### PROVIDED DATA
Start

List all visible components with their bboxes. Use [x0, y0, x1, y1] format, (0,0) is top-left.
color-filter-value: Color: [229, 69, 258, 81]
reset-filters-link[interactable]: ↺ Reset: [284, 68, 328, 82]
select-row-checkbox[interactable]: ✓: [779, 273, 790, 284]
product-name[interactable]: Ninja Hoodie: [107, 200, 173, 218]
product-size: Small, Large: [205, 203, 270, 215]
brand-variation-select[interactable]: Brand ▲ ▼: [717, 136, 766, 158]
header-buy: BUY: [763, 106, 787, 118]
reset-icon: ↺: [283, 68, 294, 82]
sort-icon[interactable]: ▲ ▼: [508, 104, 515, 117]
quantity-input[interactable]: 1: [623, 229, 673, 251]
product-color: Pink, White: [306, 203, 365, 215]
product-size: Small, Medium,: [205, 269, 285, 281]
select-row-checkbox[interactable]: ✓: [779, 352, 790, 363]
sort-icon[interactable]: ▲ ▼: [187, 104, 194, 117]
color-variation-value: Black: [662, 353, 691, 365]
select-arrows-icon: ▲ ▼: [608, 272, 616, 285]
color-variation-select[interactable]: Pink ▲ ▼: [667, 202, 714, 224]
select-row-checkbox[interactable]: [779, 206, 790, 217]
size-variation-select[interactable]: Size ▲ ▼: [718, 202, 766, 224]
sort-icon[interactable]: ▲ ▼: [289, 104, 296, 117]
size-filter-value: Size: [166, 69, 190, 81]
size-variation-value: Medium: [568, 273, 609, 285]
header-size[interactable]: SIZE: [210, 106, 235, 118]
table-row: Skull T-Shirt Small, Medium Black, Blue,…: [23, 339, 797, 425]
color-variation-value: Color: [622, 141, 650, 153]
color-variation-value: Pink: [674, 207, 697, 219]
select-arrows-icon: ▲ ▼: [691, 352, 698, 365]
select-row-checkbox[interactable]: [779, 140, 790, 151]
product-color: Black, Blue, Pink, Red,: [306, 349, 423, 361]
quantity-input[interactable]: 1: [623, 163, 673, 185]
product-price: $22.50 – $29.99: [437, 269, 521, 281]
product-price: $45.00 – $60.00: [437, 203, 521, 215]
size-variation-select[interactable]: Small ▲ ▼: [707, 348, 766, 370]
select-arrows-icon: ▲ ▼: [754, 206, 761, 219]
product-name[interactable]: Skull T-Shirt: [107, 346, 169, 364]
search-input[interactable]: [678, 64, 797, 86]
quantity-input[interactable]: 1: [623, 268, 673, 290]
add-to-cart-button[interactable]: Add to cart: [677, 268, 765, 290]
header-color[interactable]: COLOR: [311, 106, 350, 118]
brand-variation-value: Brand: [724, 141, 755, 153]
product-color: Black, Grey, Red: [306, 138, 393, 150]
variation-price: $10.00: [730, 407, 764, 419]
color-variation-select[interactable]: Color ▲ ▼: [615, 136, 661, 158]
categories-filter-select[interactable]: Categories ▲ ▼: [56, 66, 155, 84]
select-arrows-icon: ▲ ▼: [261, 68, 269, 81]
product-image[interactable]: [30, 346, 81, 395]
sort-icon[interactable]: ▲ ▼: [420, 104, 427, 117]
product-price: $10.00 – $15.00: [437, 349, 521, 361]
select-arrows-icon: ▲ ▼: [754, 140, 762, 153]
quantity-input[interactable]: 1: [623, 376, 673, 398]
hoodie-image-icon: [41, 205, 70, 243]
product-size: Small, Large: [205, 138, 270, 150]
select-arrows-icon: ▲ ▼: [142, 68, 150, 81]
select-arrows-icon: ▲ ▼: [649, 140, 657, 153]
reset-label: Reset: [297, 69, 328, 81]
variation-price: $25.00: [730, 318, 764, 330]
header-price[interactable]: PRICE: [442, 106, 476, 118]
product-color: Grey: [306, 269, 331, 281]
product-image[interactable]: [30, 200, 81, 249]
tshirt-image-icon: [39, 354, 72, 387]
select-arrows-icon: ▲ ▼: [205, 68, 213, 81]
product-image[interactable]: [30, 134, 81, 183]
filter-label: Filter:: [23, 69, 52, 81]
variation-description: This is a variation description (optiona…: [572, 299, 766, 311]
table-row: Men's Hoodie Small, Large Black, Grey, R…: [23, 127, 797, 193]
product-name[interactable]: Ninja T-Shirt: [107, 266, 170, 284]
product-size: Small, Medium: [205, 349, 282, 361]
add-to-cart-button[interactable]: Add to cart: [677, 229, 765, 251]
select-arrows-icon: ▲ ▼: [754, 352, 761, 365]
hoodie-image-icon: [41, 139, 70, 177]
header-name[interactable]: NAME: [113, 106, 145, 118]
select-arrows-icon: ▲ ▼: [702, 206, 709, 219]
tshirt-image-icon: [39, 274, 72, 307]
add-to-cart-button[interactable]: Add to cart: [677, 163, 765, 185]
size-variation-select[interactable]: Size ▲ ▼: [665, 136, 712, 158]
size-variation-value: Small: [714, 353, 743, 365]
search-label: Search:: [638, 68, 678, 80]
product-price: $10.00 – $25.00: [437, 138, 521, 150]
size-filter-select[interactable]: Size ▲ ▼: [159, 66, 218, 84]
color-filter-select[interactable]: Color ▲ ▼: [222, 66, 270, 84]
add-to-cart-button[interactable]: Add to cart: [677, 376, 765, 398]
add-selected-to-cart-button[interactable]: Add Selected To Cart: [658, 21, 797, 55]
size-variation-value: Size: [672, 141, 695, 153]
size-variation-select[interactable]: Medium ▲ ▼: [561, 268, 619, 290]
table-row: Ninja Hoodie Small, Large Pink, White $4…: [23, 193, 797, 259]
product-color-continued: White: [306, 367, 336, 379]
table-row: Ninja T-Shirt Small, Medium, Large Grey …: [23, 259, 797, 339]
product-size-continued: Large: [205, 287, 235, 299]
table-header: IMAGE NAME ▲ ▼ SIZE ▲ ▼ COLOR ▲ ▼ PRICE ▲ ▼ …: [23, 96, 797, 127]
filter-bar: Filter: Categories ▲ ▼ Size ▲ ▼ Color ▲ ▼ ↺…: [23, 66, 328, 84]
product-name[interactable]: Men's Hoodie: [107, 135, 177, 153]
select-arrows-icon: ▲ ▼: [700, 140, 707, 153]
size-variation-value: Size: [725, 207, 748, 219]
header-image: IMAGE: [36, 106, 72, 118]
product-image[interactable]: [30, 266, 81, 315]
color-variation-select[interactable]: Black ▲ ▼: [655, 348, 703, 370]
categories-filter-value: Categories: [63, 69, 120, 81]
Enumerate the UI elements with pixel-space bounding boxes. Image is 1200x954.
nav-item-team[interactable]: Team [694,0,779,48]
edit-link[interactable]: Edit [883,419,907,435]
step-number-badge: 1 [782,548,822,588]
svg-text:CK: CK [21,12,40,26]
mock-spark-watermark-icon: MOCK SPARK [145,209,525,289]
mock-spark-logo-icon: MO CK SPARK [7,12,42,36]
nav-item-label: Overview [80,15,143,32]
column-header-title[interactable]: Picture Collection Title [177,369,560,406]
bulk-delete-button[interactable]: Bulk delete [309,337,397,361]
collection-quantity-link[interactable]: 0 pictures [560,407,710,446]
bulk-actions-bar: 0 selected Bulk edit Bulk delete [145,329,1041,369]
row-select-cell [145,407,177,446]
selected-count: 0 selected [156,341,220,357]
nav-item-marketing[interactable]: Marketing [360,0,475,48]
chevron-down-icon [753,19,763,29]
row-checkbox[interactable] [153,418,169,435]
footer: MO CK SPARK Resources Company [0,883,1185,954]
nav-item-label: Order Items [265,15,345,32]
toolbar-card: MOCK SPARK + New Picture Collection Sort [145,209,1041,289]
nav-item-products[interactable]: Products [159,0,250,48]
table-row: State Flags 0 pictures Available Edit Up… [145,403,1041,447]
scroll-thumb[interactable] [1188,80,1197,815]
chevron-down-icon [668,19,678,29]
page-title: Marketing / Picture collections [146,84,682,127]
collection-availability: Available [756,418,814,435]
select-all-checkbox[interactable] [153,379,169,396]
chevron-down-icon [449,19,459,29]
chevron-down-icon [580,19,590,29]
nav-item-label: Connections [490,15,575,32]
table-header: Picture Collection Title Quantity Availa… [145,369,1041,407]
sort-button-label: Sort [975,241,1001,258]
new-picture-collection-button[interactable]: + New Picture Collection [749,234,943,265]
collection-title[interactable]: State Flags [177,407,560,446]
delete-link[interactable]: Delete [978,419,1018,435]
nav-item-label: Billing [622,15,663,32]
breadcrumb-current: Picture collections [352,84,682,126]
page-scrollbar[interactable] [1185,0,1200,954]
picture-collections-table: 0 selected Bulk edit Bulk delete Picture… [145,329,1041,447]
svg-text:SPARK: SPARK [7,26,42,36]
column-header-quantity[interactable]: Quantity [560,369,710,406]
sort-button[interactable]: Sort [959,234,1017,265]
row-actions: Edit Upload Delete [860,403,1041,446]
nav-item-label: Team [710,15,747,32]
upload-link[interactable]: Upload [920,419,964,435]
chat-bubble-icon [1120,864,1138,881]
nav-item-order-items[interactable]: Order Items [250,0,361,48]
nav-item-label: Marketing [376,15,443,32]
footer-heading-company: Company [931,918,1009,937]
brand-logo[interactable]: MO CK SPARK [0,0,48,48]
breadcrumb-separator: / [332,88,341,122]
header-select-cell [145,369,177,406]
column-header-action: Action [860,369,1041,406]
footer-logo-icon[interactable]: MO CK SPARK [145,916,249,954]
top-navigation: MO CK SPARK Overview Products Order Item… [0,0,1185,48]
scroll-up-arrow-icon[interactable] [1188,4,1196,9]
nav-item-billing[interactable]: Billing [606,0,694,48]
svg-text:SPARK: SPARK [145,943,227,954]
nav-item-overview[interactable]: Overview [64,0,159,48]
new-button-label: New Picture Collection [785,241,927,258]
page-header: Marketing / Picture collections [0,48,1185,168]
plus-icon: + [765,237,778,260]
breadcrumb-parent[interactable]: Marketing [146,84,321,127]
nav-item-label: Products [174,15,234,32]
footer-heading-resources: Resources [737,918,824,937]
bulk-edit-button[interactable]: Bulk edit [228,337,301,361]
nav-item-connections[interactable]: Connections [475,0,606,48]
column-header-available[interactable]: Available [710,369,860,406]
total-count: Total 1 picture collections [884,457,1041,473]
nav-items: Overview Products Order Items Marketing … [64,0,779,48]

End

### THE TASK
Lay out as a Markdown table with columns "Row" and "Line" the lines from the start of the records through the one containing "sort-icon[interactable]: ▲ ▼: [508, 104, 515, 117]", numbering each row and leaving out any blank lines.

### EXPECTED ANSWER
| Row | Line |
|---|---|
| 1 | List all visible components with their bboxes. Use [x0, y0, x1, y1] format, (0,0) is top-left. |
| 2 | color-filter-value: Color: [229, 69, 258, 81] |
| 3 | reset-filters-link[interactable]: ↺ Reset: [284, 68, 328, 82] |
| 4 | select-row-checkbox[interactable]: ✓: [779, 273, 790, 284] |
| 5 | product-name[interactable]: Ninja Hoodie: [107, 200, 173, 218] |
| 6 | product-size: Small, Large: [205, 203, 270, 215] |
| 7 | brand-variation-select[interactable]: Brand ▲ ▼: [717, 136, 766, 158] |
| 8 | header-buy: BUY: [763, 106, 787, 118] |
| 9 | reset-icon: ↺: [283, 68, 294, 82] |
| 10 | sort-icon[interactable]: ▲ ▼: [508, 104, 515, 117] |